Your tasks
[A] According to the standard-practice passage on specimen area in electron spectrometers, why might someone need to know how the observed specimen area changes with measurement conditions such as electron energy or analyzer pass energy? Answer in one to three sentences.
[B] Carry on the standard-practice passage on specimen area in electron spectrometers, starting after its final sentence.

++++ Passage shown ++++

Standard Practice for Determination of the Specimen Area Contributing to the Detected Signal in Auger Electron Spectrometers and Some X-Ray Photoelectron Spectrometers

Standard Practice for Determination of the Specimen Area Contributing to the Detected Signal in Auger Electron Spectrometers and Some X-Ray Photoelectron Spectrometers

SIGNIFICANCE AND USE
Auger electron spectroscopy and X-ray photoelectron spectroscopy are used extensively for the surface analysis of materials. This practice summarizes methods for determining the specimen area contributing to the detected signal (a) for instruments in which a focused electron beam can be scanned over a region with dimensions greater than the dimensions of the specimen area viewed by the analyzer, and (b) by employing a sample with a sharp edge.
This practice is intended as a means for determining the observed specimen area for selected conditions of operation of the electron energy analyzer. The observed specimen area depends on whether or not the electrons are retarded before energy analysis, the analyzer pass energy or retarding ratio if the electrons are retarded before energy analysis, the size of selected slits or apertures, and the value of the electron energy to be measured. The observed specimen area depends on these selected conditions of operation and also can depend on the adequacy of alignment of the specimen with respect to the electron energy analyzer.
Any changes in the observed specimen area as a function of measurement conditions, for example, electron energy or analyzer pass energy, may need to be known if the specimen materials in regular use have lateral inhomogeneities with dimensions comparable to the dimensions of the specimen area viewed by the analyzer.
This practice can give useful information on the imaging properties of the electron energy analyzer for particular conditions of operation. This information can be helpful in comparing analyzer performance with manufacturer's specifications.

++++ Provided information ++++

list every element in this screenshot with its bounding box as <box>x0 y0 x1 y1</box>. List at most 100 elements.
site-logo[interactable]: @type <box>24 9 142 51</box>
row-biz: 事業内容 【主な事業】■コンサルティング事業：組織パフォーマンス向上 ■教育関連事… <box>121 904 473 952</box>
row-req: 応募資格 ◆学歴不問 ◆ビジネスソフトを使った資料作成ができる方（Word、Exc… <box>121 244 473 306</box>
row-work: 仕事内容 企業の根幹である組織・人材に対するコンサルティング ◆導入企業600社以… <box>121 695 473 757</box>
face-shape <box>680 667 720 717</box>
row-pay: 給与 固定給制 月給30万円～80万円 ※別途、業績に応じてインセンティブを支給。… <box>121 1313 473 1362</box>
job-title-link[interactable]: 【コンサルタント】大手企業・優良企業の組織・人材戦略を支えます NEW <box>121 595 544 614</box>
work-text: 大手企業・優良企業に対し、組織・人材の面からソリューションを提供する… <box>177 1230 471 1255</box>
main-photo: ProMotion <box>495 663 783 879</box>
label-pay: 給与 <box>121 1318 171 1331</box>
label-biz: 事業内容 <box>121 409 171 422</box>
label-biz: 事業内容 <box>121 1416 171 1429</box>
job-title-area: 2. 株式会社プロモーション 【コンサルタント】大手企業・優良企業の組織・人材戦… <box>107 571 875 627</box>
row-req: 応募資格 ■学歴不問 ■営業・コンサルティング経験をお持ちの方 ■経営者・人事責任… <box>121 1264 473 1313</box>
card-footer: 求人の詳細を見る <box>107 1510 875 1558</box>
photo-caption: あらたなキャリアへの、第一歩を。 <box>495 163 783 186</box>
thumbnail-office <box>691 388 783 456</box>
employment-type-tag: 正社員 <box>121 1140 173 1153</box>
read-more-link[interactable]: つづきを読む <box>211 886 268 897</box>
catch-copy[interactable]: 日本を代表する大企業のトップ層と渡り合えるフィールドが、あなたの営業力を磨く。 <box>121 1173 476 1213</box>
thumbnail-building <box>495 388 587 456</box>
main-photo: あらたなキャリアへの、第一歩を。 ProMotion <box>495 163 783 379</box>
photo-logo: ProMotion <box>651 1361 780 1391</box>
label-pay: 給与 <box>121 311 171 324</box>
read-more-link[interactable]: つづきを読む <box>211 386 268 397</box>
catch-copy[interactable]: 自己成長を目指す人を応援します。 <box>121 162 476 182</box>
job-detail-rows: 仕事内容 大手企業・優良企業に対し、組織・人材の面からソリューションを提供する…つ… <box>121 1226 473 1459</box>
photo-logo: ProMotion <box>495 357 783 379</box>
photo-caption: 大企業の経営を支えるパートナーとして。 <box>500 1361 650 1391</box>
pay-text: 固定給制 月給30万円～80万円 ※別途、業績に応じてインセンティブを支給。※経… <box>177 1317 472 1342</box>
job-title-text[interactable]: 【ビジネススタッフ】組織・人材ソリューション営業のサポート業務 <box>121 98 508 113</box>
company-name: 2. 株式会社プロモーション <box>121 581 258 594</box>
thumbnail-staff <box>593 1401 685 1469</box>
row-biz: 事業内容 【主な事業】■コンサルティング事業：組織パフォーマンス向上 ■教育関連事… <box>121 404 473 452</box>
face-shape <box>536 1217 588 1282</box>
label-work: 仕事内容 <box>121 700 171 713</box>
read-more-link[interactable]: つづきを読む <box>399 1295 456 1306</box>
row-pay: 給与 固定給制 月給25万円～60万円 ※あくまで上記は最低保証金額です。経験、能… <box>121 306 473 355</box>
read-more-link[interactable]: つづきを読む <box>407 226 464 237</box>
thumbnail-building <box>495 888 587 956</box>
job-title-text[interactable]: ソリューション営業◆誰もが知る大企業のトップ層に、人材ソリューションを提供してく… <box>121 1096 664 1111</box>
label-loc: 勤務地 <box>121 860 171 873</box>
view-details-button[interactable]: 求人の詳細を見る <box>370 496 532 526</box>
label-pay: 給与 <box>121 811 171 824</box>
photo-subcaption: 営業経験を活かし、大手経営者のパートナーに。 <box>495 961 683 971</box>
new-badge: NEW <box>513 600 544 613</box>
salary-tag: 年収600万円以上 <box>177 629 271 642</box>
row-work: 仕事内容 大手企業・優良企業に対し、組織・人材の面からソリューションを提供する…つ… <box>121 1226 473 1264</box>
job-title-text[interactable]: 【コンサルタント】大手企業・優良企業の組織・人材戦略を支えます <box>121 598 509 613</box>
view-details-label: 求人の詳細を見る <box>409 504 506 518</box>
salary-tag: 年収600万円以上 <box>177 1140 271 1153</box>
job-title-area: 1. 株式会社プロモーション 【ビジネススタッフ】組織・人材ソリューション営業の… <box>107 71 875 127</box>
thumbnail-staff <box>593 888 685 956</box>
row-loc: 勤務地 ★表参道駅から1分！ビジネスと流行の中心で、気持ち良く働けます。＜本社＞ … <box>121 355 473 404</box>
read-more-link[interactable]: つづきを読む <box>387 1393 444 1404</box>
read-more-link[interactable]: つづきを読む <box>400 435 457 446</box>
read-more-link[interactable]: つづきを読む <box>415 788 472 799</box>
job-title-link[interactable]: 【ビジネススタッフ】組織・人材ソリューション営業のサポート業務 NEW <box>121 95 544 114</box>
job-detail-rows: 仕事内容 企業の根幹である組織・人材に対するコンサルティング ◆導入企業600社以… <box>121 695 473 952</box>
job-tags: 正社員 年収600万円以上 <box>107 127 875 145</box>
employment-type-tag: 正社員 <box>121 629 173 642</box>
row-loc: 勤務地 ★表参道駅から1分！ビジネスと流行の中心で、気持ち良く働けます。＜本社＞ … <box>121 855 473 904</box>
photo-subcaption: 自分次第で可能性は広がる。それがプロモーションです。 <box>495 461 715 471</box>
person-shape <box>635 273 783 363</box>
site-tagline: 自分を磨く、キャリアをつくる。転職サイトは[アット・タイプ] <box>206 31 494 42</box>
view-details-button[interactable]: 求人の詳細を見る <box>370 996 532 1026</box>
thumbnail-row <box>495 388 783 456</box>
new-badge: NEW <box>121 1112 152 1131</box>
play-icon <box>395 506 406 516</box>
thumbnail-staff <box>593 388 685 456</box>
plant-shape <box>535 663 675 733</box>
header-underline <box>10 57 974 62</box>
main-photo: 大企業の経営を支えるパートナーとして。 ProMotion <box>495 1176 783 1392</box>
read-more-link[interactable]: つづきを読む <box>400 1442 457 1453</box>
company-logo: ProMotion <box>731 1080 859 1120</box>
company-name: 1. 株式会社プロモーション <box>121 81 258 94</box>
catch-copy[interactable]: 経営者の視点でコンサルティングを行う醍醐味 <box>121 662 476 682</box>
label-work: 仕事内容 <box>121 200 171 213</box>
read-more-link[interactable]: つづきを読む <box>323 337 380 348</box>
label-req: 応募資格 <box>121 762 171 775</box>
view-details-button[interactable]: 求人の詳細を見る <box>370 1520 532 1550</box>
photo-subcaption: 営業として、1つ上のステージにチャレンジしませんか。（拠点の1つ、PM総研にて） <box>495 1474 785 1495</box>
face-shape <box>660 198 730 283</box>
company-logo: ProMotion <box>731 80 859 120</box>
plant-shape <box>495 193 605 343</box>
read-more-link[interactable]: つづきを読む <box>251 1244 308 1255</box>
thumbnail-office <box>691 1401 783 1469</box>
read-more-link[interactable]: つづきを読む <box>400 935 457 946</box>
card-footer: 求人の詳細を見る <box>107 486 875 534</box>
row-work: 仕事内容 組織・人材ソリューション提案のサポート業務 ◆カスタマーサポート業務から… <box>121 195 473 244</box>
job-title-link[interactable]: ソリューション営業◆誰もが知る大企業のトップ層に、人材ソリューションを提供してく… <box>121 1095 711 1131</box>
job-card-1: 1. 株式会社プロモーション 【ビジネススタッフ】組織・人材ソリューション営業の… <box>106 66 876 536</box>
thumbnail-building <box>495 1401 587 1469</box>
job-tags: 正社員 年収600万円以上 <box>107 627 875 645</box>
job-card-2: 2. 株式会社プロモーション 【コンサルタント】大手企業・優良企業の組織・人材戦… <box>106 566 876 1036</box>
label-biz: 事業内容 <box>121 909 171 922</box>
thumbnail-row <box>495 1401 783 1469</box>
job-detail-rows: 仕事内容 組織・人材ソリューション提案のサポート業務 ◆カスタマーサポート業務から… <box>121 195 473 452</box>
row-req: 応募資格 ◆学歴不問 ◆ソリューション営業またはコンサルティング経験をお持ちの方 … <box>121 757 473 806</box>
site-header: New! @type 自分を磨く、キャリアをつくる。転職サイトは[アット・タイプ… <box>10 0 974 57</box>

++++

Responses for each task
[A] Changes in the observed specimen area may need to be known when the specimen materials in regular use have lateral inhomogeneities. These inhomogeneities matter when their dimensions are comparable to the dimensions of the specimen area viewed by the analyzer.

[B]
Information about the shape and size of the area viewed by the analyzer can also be employed to predict the signal intensity in XPS experiments when the sample is rotated and to assess the axis of rotation of the sample manipulator.
Examples of the application of the methods described in this practice have been published (1-7).  
There are diffe...
SCOPE
1.1 This practice describes methods for determining the specimen area contributing to the detected signal in Auger electron spectrometers and some types of X-ray photoelectron spectrometers (spectrometer analysis area) when this area is defined by the electron collection lens and aperture system of the electron energy analyzer. The practice is applicable only to those X-ray photoelectron spectrometers in which the specimen area excited by the incident X-ray beam is larger than the specimen area viewed by the analyzer, in which the photoelectrons travel in a field-free region from the specimen to the analyzer entrance. Some of the methods described here require an auxiliary electron gun mounted to produce an electron beam of variable energy on the specimen (“electron-gun method”). Other experiments require a sample with a sharp edge, such as a wafer covered with a uniform clean layer (for example, gold (Au) or silver (Ag)) and cleaved to obtain a long side (“sharp-edge method”).
1.2 This practice is recommended as a useful means for determining the specimen area viewed by the analyzer for different conditions of spectrometer operation, for verifying adequate specimen and beam alignment, and for characterizing the imaging properties of the electron energy analyzer.
1.3 The values stated in SI units are to be regarded as standard. No other units of measurement are included in this standard.
1.4 This standard does not purport to address all of the safety concerns, if any, associated with its use. It is the responsibility of the user of this standard to establish appropriate safety and health practices and determine the applicability of regulatory limitations prior to use.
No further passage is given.